** start LISTED RECORDS **

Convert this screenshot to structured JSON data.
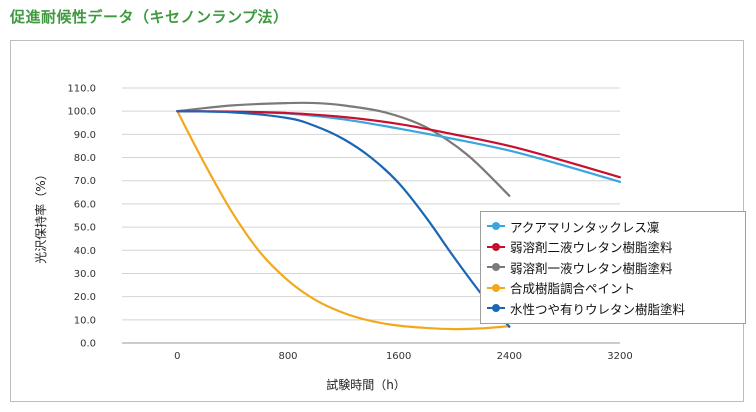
{
  "page": {
    "title": "促進耐候性データ（キセノンランプ法）"
  },
  "chart_data": {
    "type": "line",
    "title": "",
    "xlabel": "試験時間（h）",
    "ylabel": "光沢保持率（%）",
    "xlim": [
      -400,
      3200
    ],
    "ylim": [
      0,
      110
    ],
    "x_ticks": [
      0,
      800,
      1600,
      2400,
      3200
    ],
    "x_tick_labels": [
      "0",
      "800",
      "1600",
      "2400",
      "3200"
    ],
    "y_ticks": [
      0,
      10,
      20,
      30,
      40,
      50,
      60,
      70,
      80,
      90,
      100,
      110
    ],
    "y_tick_labels": [
      "0.0",
      "10.0",
      "20.0",
      "30.0",
      "40.0",
      "50.0",
      "60.0",
      "70.0",
      "80.0",
      "90.0",
      "100.0",
      "110.0"
    ],
    "grid": true,
    "legend_position": "right",
    "series": [
      {
        "name": "アクアマリンタックレス凜",
        "color": "#3aa6dd",
        "x": [
          0,
          400,
          800,
          1200,
          1600,
          2000,
          2400,
          2800,
          3200
        ],
        "y": [
          100,
          99.7,
          99,
          96.5,
          92.5,
          88,
          83,
          76.5,
          69.5
        ]
      },
      {
        "name": "弱溶剤二液ウレタン樹脂塗料",
        "color": "#c8102e",
        "x": [
          0,
          400,
          800,
          1200,
          1600,
          2000,
          2400,
          2800,
          3200
        ],
        "y": [
          100,
          99.8,
          99.2,
          97.5,
          94.5,
          90,
          85,
          78.5,
          71.5
        ]
      },
      {
        "name": "弱溶剤一液ウレタン樹脂塗料",
        "color": "#7a7a7a",
        "x": [
          0,
          400,
          800,
          1000,
          1200,
          1500,
          1800,
          2100,
          2400
        ],
        "y": [
          100,
          102.5,
          103.5,
          103.5,
          102.5,
          99.5,
          93,
          81,
          63.5
        ]
      },
      {
        "name": "合成樹脂調合ペイント",
        "color": "#f2a81d",
        "x": [
          0,
          200,
          400,
          600,
          800,
          1000,
          1200,
          1400,
          1600,
          1800,
          2000,
          2200,
          2400
        ],
        "y": [
          100,
          77,
          56,
          39,
          27,
          18.5,
          13,
          9.5,
          7.5,
          6.5,
          6,
          6.3,
          7.3
        ]
      },
      {
        "name": "水性つや有りウレタン樹脂塗料",
        "color": "#1a66b5",
        "x": [
          0,
          400,
          800,
          1000,
          1200,
          1400,
          1600,
          1800,
          2000,
          2200,
          2400
        ],
        "y": [
          100,
          99.5,
          97,
          93.5,
          88,
          80,
          69,
          54,
          37,
          21,
          7
        ]
      }
    ]
  }
}
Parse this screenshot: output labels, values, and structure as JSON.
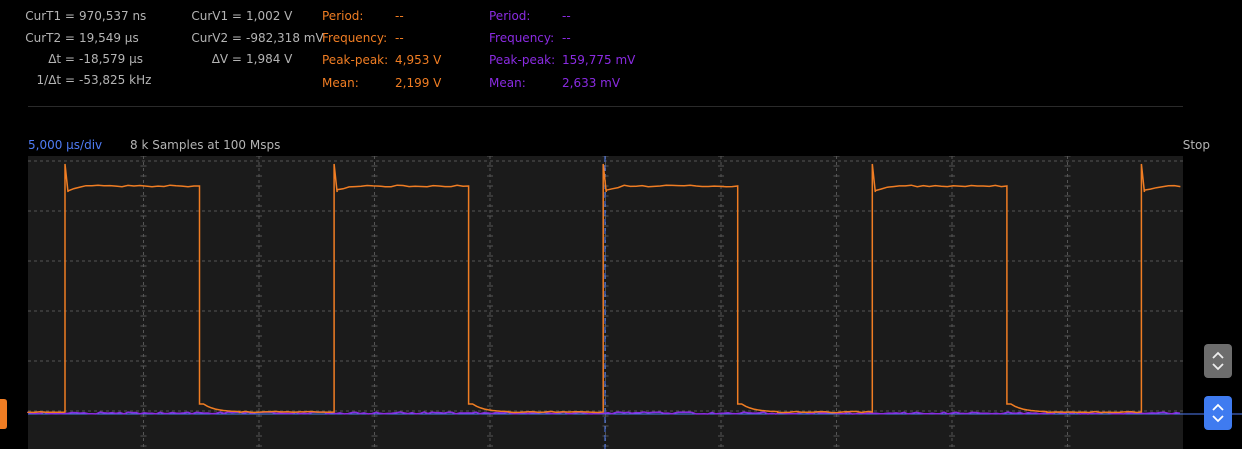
{
  "cursors": {
    "curt1": {
      "label": "CurT1 =",
      "value": "970,537 ns"
    },
    "curt2": {
      "label": "CurT2 =",
      "value": "19,549 µs"
    },
    "dt": {
      "label": "Δt =",
      "value": "-18,579 µs"
    },
    "inv_dt": {
      "label": "1/Δt =",
      "value": "-53,825 kHz"
    },
    "curv1": {
      "label": "CurV1 =",
      "value": "1,002 V"
    },
    "curv2": {
      "label": "CurV2 =",
      "value": "-982,318 mV"
    },
    "dv": {
      "label": "ΔV =",
      "value": "1,984 V"
    }
  },
  "ch1_measure": {
    "color": "#f07d23",
    "period_label": "Period:",
    "period": "--",
    "frequency_label": "Frequency:",
    "frequency": "--",
    "pkpk_label": "Peak-peak:",
    "pkpk": "4,953 V",
    "mean_label": "Mean:",
    "mean": "2,199 V"
  },
  "ch2_measure": {
    "color": "#8a2be2",
    "period_label": "Period:",
    "period": "--",
    "frequency_label": "Frequency:",
    "frequency": "--",
    "pkpk_label": "Peak-peak:",
    "pkpk": "159,775 mV",
    "mean_label": "Mean:",
    "mean": "2,633 mV"
  },
  "timebase": "5,000 µs/div",
  "acquisition": "8 k Samples at 100 Msps",
  "run_state": "Stop",
  "colors": {
    "ch1": "#f07d23",
    "ch2": "#8a2be2",
    "cursor": "#4f7cf5",
    "grid": "#555555",
    "plot_bg": "#1b1b1b"
  },
  "icons": {
    "ch1_marker": "orange-ground-marker",
    "ch1_scroll": "chevron-up-down-icon",
    "ch2_scroll": "chevron-up-down-icon"
  },
  "waveform": {
    "timebase_divs": 10,
    "ch1_period_divs": 2.33,
    "ch1_duty": 0.5,
    "ch1_first_rising_div": 0.32
  }
}
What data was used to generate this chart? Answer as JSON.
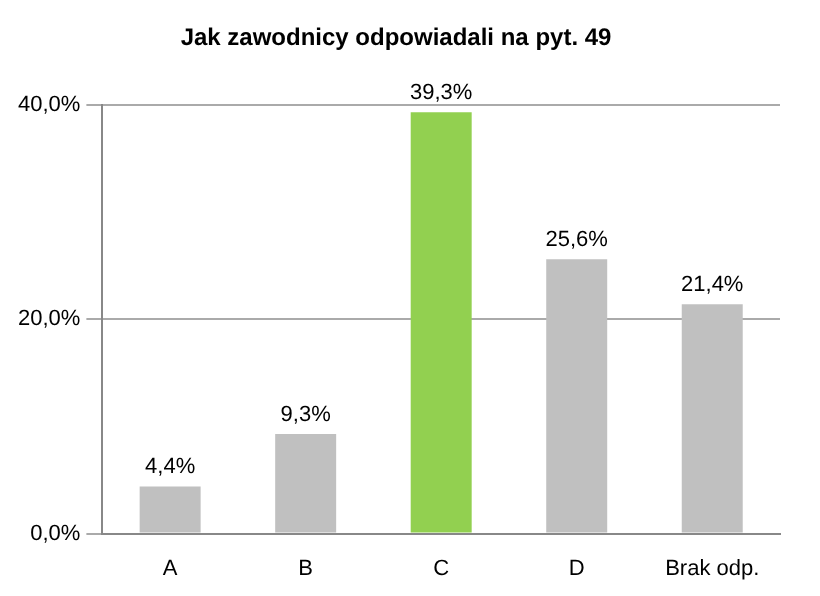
{
  "chart_data": {
    "type": "bar",
    "title": "Jak zawodnicy odpowiadali na pyt. 49",
    "categories": [
      "A",
      "B",
      "C",
      "D",
      "Brak odp."
    ],
    "values": [
      4.4,
      9.3,
      39.3,
      25.6,
      21.4
    ],
    "colors": [
      "#c0c0c0",
      "#c0c0c0",
      "#92d050",
      "#c0c0c0",
      "#c0c0c0"
    ],
    "value_labels": [
      "4,4%",
      "9,3%",
      "39,3%",
      "25,6%",
      "21,4%"
    ],
    "ylim": [
      0,
      40
    ],
    "yticks": [
      {
        "value": 0,
        "label": "0,0%"
      },
      {
        "value": 20,
        "label": "20,0%"
      },
      {
        "value": 40,
        "label": "40,0%"
      }
    ],
    "grid": "y",
    "legend": false
  }
}
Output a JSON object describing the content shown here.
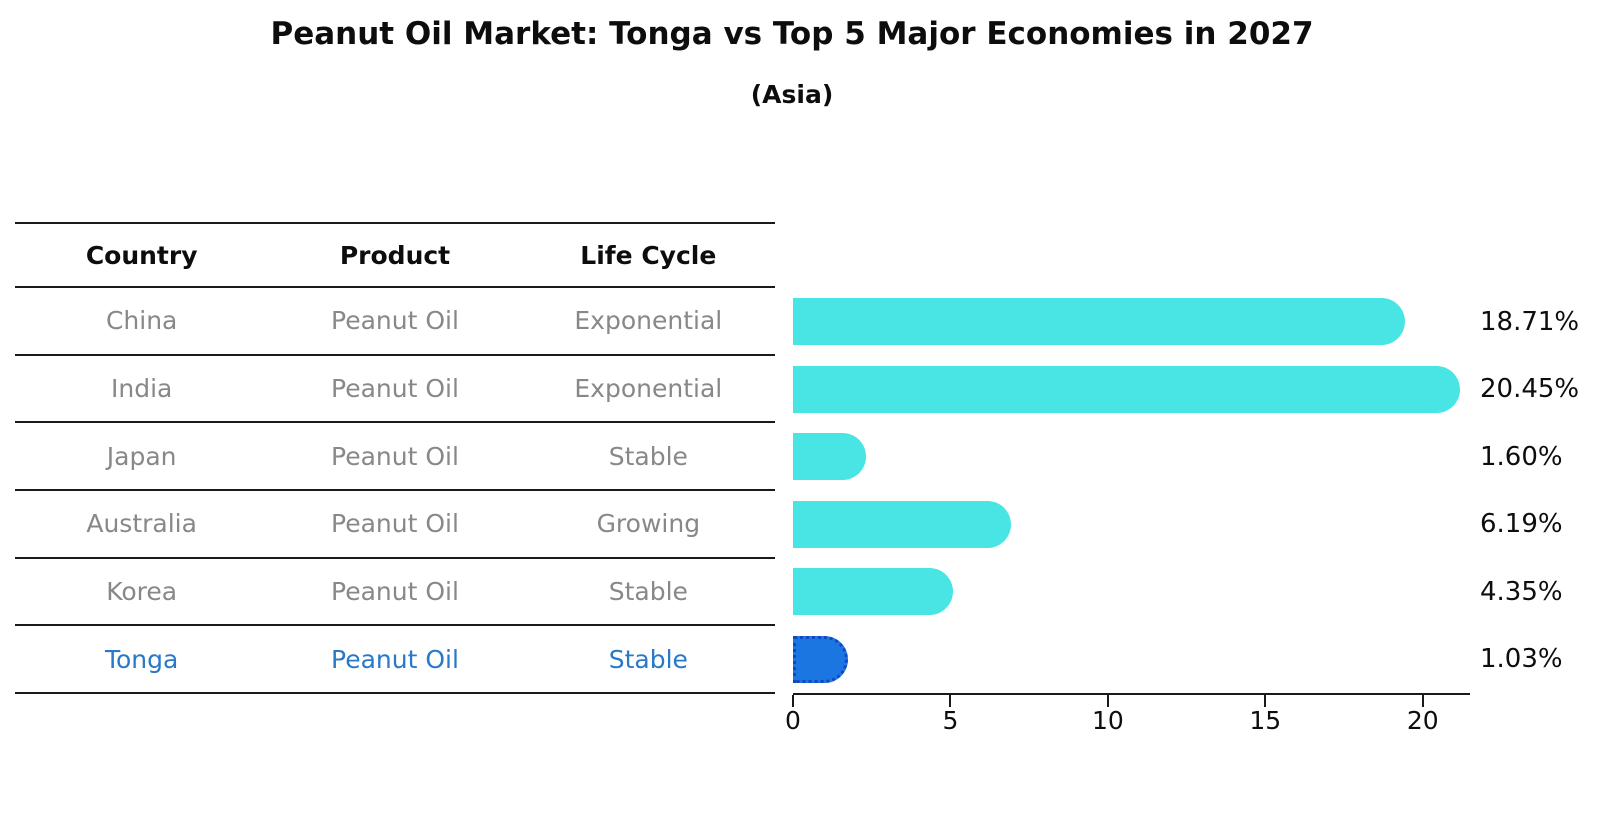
{
  "title": "Peanut Oil Market: Tonga vs Top 5 Major Economies in 2027",
  "subtitle": "(Asia)",
  "table": {
    "headers": [
      "Country",
      "Product",
      "Life Cycle"
    ],
    "rows": [
      {
        "country": "China",
        "product": "Peanut Oil",
        "life_cycle": "Exponential",
        "highlight": false
      },
      {
        "country": "India",
        "product": "Peanut Oil",
        "life_cycle": "Exponential",
        "highlight": false
      },
      {
        "country": "Japan",
        "product": "Peanut Oil",
        "life_cycle": "Stable",
        "highlight": false
      },
      {
        "country": "Australia",
        "product": "Peanut Oil",
        "life_cycle": "Growing",
        "highlight": false
      },
      {
        "country": "Korea",
        "product": "Peanut Oil",
        "life_cycle": "Stable",
        "highlight": true
      }
    ],
    "highlight_row": {
      "country": "Tonga",
      "product": "Peanut Oil",
      "life_cycle": "Stable"
    }
  },
  "chart_data": {
    "type": "bar",
    "orientation": "horizontal",
    "title": "Peanut Oil Market: Tonga vs Top 5 Major Economies in 2027 (Asia)",
    "categories": [
      "China",
      "India",
      "Japan",
      "Australia",
      "Korea",
      "Tonga"
    ],
    "values": [
      18.71,
      20.45,
      1.6,
      6.19,
      4.35,
      1.03
    ],
    "value_labels": [
      "18.71%",
      "20.45%",
      "1.60%",
      "6.19%",
      "4.35%",
      "1.03%"
    ],
    "x_ticks": [
      0,
      5,
      10,
      15,
      20
    ],
    "xlim": [
      0,
      21.5
    ],
    "highlight_index": 5,
    "grid": false,
    "legend": "none",
    "bar_color": "#48e5e4",
    "highlight_color": "#1c76e2",
    "highlight_border_color": "#1048c0",
    "row_text_color": "#888888",
    "highlight_text_color": "#2979c8"
  }
}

** end LISTED RECORDS **

(REQUIREMENT) Exclude all images and restate the records above word for word.

(FULL ANSWER)
Convert this screenshot to structured JSON data.
{
  "page": {
    "title": "促進耐候性データ（キセノンランプ法）"
  },
  "chart_data": {
    "type": "line",
    "title": "",
    "xlabel": "試験時間（h）",
    "ylabel": "光沢保持率（%）",
    "xlim": [
      -400,
      3200
    ],
    "ylim": [
      0,
      110
    ],
    "x_ticks": [
      0,
      800,
      1600,
      2400,
      3200
    ],
    "x_tick_labels": [
      "0",
      "800",
      "1600",
      "2400",
      "3200"
    ],
    "y_ticks": [
      0,
      10,
      20,
      30,
      40,
      50,
      60,
      70,
      80,
      90,
      100,
      110
    ],
    "y_tick_labels": [
      "0.0",
      "10.0",
      "20.0",
      "30.0",
      "40.0",
      "50.0",
      "60.0",
      "70.0",
      "80.0",
      "90.0",
      "100.0",
      "110.0"
    ],
    "grid": true,
    "legend_position": "right",
    "series": [
      {
        "name": "アクアマリンタックレス凜",
        "color": "#3aa6dd",
        "x": [
          0,
          400,
          800,
          1200,
          1600,
          2000,
          2400,
          2800,
          3200
        ],
        "y": [
          100,
          99.7,
          99,
          96.5,
          92.5,
          88,
          83,
          76.5,
          69.5
        ]
      },
      {
        "name": "弱溶剤二液ウレタン樹脂塗料",
        "color": "#c8102e",
        "x": [
          0,
          400,
          800,
          1200,
          1600,
          2000,
          2400,
          2800,
          3200
        ],
        "y": [
          100,
          99.8,
          99.2,
          97.5,
          94.5,
          90,
          85,
          78.5,
          71.5
        ]
      },
      {
        "name": "弱溶剤一液ウレタン樹脂塗料",
        "color": "#7a7a7a",
        "x": [
          0,
          400,
          800,
          1000,
          1200,
          1500,
          1800,
          2100,
          2400
        ],
        "y": [
          100,
          102.5,
          103.5,
          103.5,
          102.5,
          99.5,
          93,
          81,
          63.5
        ]
      },
      {
        "name": "合成樹脂調合ペイント",
        "color": "#f2a81d",
        "x": [
          0,
          200,
          400,
          600,
          800,
          1000,
          1200,
          1400,
          1600,
          1800,
          2000,
          2200,
          2400
        ],
        "y": [
          100,
          77,
          56,
          39,
          27,
          18.5,
          13,
          9.5,
          7.5,
          6.5,
          6,
          6.3,
          7.3
        ]
      },
      {
        "name": "水性つや有りウレタン樹脂塗料",
        "color": "#1a66b5",
        "x": [
          0,
          400,
          800,
          1000,
          1200,
          1400,
          1600,
          1800,
          2000,
          2200,
          2400
        ],
        "y": [
          100,
          99.5,
          97,
          93.5,
          88,
          80,
          69,
          54,
          37,
          21,
          7
        ]
      }
    ]
  }
}
Parse this screenshot: output labels, values, and structure as JSON.
{
  "cursors": {
    "curt1": {
      "label": "CurT1 =",
      "value": "970,537 ns"
    },
    "curt2": {
      "label": "CurT2 =",
      "value": "19,549 µs"
    },
    "dt": {
      "label": "Δt =",
      "value": "-18,579 µs"
    },
    "inv_dt": {
      "label": "1/Δt =",
      "value": "-53,825 kHz"
    },
    "curv1": {
      "label": "CurV1 =",
      "value": "1,002 V"
    },
    "curv2": {
      "label": "CurV2 =",
      "value": "-982,318 mV"
    },
    "dv": {
      "label": "ΔV =",
      "value": "1,984 V"
    }
  },
  "ch1_measure": {
    "color": "#f07d23",
    "period_label": "Period:",
    "period": "--",
    "frequency_label": "Frequency:",
    "frequency": "--",
    "pkpk_label": "Peak-peak:",
    "pkpk": "4,953 V",
    "mean_label": "Mean:",
    "mean": "2,199 V"
  },
  "ch2_measure": {
    "color": "#8a2be2",
    "period_label": "Period:",
    "period": "--",
    "frequency_label": "Frequency:",
    "frequency": "--",
    "pkpk_label": "Peak-peak:",
    "pkpk": "159,775 mV",
    "mean_label": "Mean:",
    "mean": "2,633 mV"
  },
  "timebase": "5,000 µs/div",
  "acquisition": "8 k Samples at 100 Msps",
  "run_state": "Stop",
  "colors": {
    "ch1": "#f07d23",
    "ch2": "#8a2be2",
    "cursor": "#4f7cf5",
    "grid": "#555555",
    "plot_bg": "#1b1b1b"
  },
  "icons": {
    "ch1_marker": "orange-ground-marker",
    "ch1_scroll": "chevron-up-down-icon",
    "ch2_scroll": "chevron-up-down-icon"
  },
  "waveform": {
    "timebase_divs": 10,
    "ch1_period_divs": 2.33,
    "ch1_duty": 0.5,
    "ch1_first_rising_div": 0.32
  }
}
What data was used to generate this chart? Answer as JSON.
{
  "chart_data": {
    "type": "bar",
    "title": "Jak zawodnicy odpowiadali na pyt. 49",
    "categories": [
      "A",
      "B",
      "C",
      "D",
      "Brak odp."
    ],
    "values": [
      4.4,
      9.3,
      39.3,
      25.6,
      21.4
    ],
    "colors": [
      "#c0c0c0",
      "#c0c0c0",
      "#92d050",
      "#c0c0c0",
      "#c0c0c0"
    ],
    "value_labels": [
      "4,4%",
      "9,3%",
      "39,3%",
      "25,6%",
      "21,4%"
    ],
    "ylim": [
      0,
      40
    ],
    "yticks": [
      {
        "value": 0,
        "label": "0,0%"
      },
      {
        "value": 20,
        "label": "20,0%"
      },
      {
        "value": 40,
        "label": "40,0%"
      }
    ],
    "grid": "y",
    "legend": false
  }
}
Output a JSON object describing the content shown here.
{
  "title": "Peanut Oil Market: Tonga vs Top 5 Major Economies in 2027",
  "subtitle": "(Asia)",
  "table": {
    "headers": [
      "Country",
      "Product",
      "Life Cycle"
    ],
    "rows": [
      {
        "country": "China",
        "product": "Peanut Oil",
        "life_cycle": "Exponential",
        "highlight": false
      },
      {
        "country": "India",
        "product": "Peanut Oil",
        "life_cycle": "Exponential",
        "highlight": false
      },
      {
        "country": "Japan",
        "product": "Peanut Oil",
        "life_cycle": "Stable",
        "highlight": false
      },
      {
        "country": "Australia",
        "product": "Peanut Oil",
        "life_cycle": "Growing",
        "highlight": false
      },
      {
        "country": "Korea",
        "product": "Peanut Oil",
        "life_cycle": "Stable",
        "highlight": true
      }
    ],
    "highlight_row": {
      "country": "Tonga",
      "product": "Peanut Oil",
      "life_cycle": "Stable"
    }
  },
  "chart_data": {
    "type": "bar",
    "orientation": "horizontal",
    "title": "Peanut Oil Market: Tonga vs Top 5 Major Economies in 2027 (Asia)",
    "categories": [
      "China",
      "India",
      "Japan",
      "Australia",
      "Korea",
      "Tonga"
    ],
    "values": [
      18.71,
      20.45,
      1.6,
      6.19,
      4.35,
      1.03
    ],
    "value_labels": [
      "18.71%",
      "20.45%",
      "1.60%",
      "6.19%",
      "4.35%",
      "1.03%"
    ],
    "x_ticks": [
      0,
      5,
      10,
      15,
      20
    ],
    "xlim": [
      0,
      21.5
    ],
    "highlight_index": 5,
    "grid": false,
    "legend": "none",
    "bar_color": "#48e5e4",
    "highlight_color": "#1c76e2",
    "highlight_border_color": "#1048c0",
    "row_text_color": "#888888",
    "highlight_text_color": "#2979c8"
  }
}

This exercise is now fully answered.